# Prompt
Gather every line in the records below that contains the word "Apply".

# Dataset rows

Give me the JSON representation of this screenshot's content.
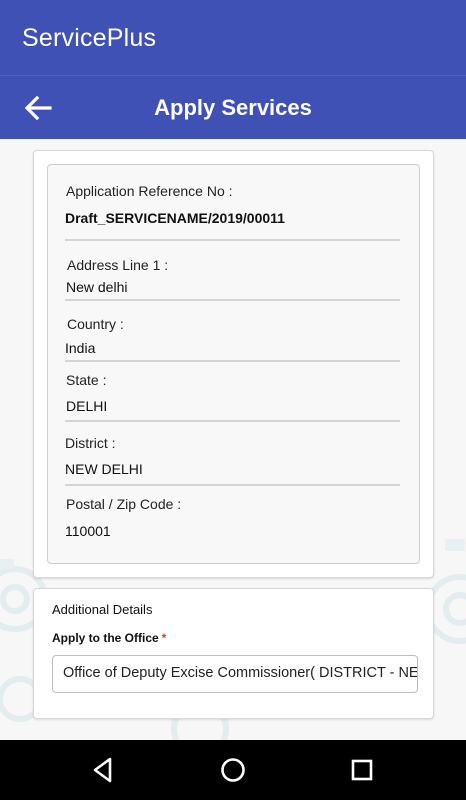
{
  "app": {
    "title": "ServicePlus"
  },
  "header": {
    "title": "Apply Services",
    "back_icon": "arrow-left-icon"
  },
  "details": {
    "reference_label": "Application  Reference No :",
    "reference_value": "Draft_SERVICENAME/2019/00011",
    "address_label": "Address Line 1 :",
    "address_value": "New delhi",
    "country_label": "Country :",
    "country_value": "India",
    "state_label": "State :",
    "state_value": "DELHI",
    "district_label": "District :",
    "district_value": "NEW DELHI",
    "postal_label": "Postal / Zip Code :",
    "postal_value": "110001"
  },
  "additional": {
    "title": "Additional Details",
    "office_label": "Apply to the Office",
    "required_mark": "*",
    "office_value": "Office of Deputy Excise Commissioner( DISTRICT - NEW DELHI)"
  },
  "nav": {
    "back_icon": "triangle-back-icon",
    "home_icon": "circle-home-icon",
    "recents_icon": "square-recents-icon"
  },
  "colors": {
    "primary": "#3f51b5",
    "required": "#e53935",
    "nav_bar": "#000000"
  }
}
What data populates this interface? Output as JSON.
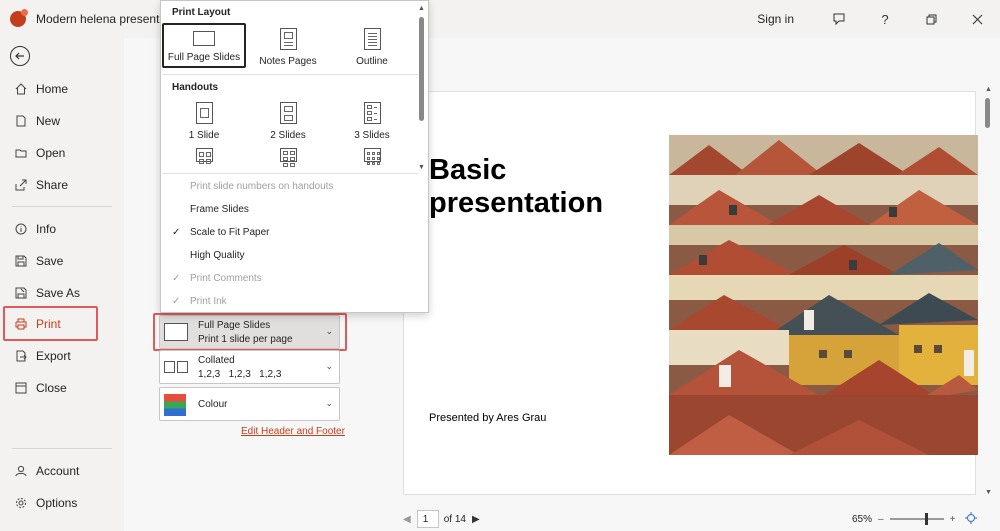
{
  "window": {
    "title": "Modern helena presentation",
    "signin": "Sign in",
    "icons": [
      "feedback-icon",
      "help-icon",
      "restore-icon",
      "close-icon"
    ],
    "help_glyph": "?"
  },
  "nav": {
    "items": [
      {
        "label": "Home",
        "icon": "home-icon"
      },
      {
        "label": "New",
        "icon": "new-document-icon"
      },
      {
        "label": "Open",
        "icon": "folder-icon"
      },
      {
        "label": "Share",
        "icon": "share-icon"
      },
      {
        "label": "Info",
        "icon": "info-icon"
      },
      {
        "label": "Save",
        "icon": "save-icon"
      },
      {
        "label": "Save As",
        "icon": "save-as-icon"
      },
      {
        "label": "Print",
        "icon": "printer-icon",
        "active": true
      },
      {
        "label": "Export",
        "icon": "export-icon"
      },
      {
        "label": "Close",
        "icon": "close-folder-icon"
      },
      {
        "label": "Account",
        "icon": "account-icon"
      },
      {
        "label": "Options",
        "icon": "options-icon"
      }
    ],
    "accent": "#c43e1c"
  },
  "print_settings": {
    "layout": {
      "line1": "Full Page Slides",
      "line2": "Print 1 slide per page"
    },
    "collation": {
      "line1": "Collated",
      "line2": "1,2,3   1,2,3   1,2,3"
    },
    "color": {
      "line1": "Colour"
    },
    "edit_link": "Edit Header and Footer"
  },
  "dropdown": {
    "print_layout_heading": "Print Layout",
    "print_layout_options": [
      "Full Page Slides",
      "Notes Pages",
      "Outline"
    ],
    "selected_layout": "Full Page Slides",
    "handouts_heading": "Handouts",
    "handout_options": [
      "1 Slide",
      "2 Slides",
      "3 Slides"
    ],
    "menu_items": [
      {
        "label": "Print slide numbers on handouts",
        "checked": false,
        "disabled": true
      },
      {
        "label": "Frame Slides",
        "checked": false,
        "disabled": false
      },
      {
        "label": "Scale to Fit Paper",
        "checked": true,
        "disabled": false
      },
      {
        "label": "High Quality",
        "checked": false,
        "disabled": false
      },
      {
        "label": "Print Comments",
        "checked": true,
        "disabled": true
      },
      {
        "label": "Print Ink",
        "checked": true,
        "disabled": true
      }
    ]
  },
  "preview": {
    "slide_title_line1": "Basic",
    "slide_title_line2": "presentation",
    "presenter": "Presented by Ares Grau",
    "image": "rooftops-photo"
  },
  "pager": {
    "current": "1",
    "total_label": "of 14"
  },
  "zoom": {
    "level": "65%",
    "level_value": 0.65,
    "minus": "–",
    "plus": "+"
  }
}
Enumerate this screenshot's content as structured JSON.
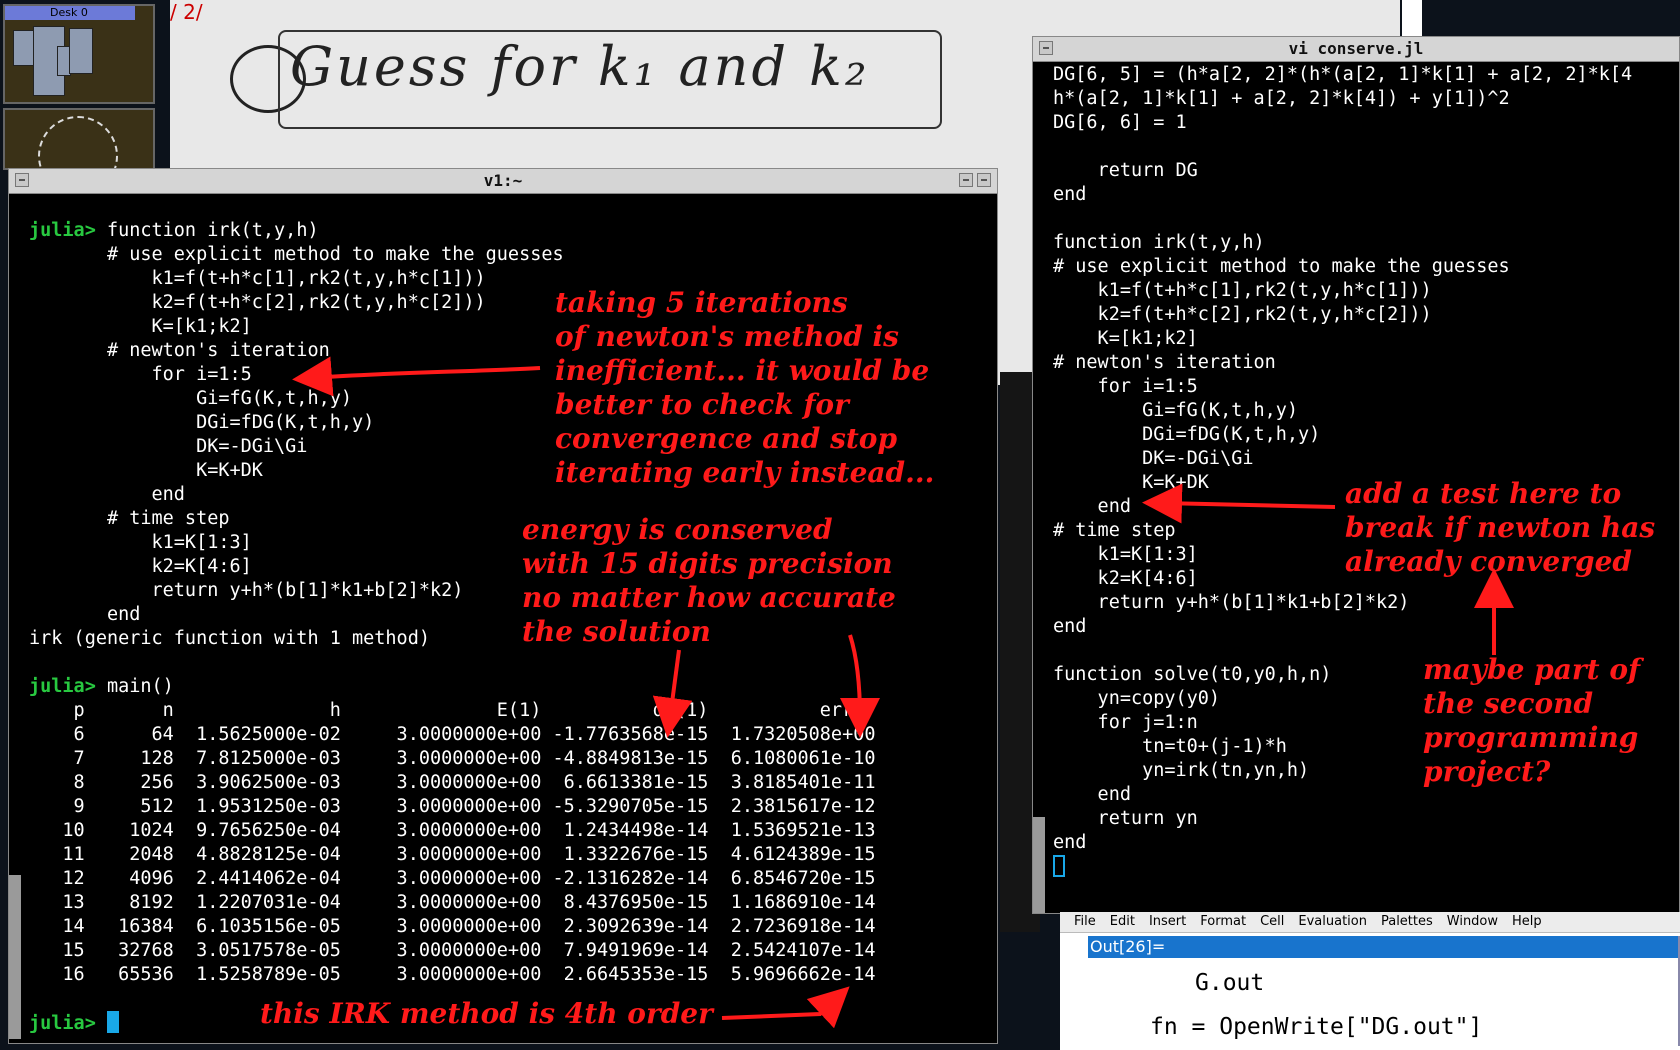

# Output for this task
    "title": "Apply Services",
    "office_label": "Apply to the Office",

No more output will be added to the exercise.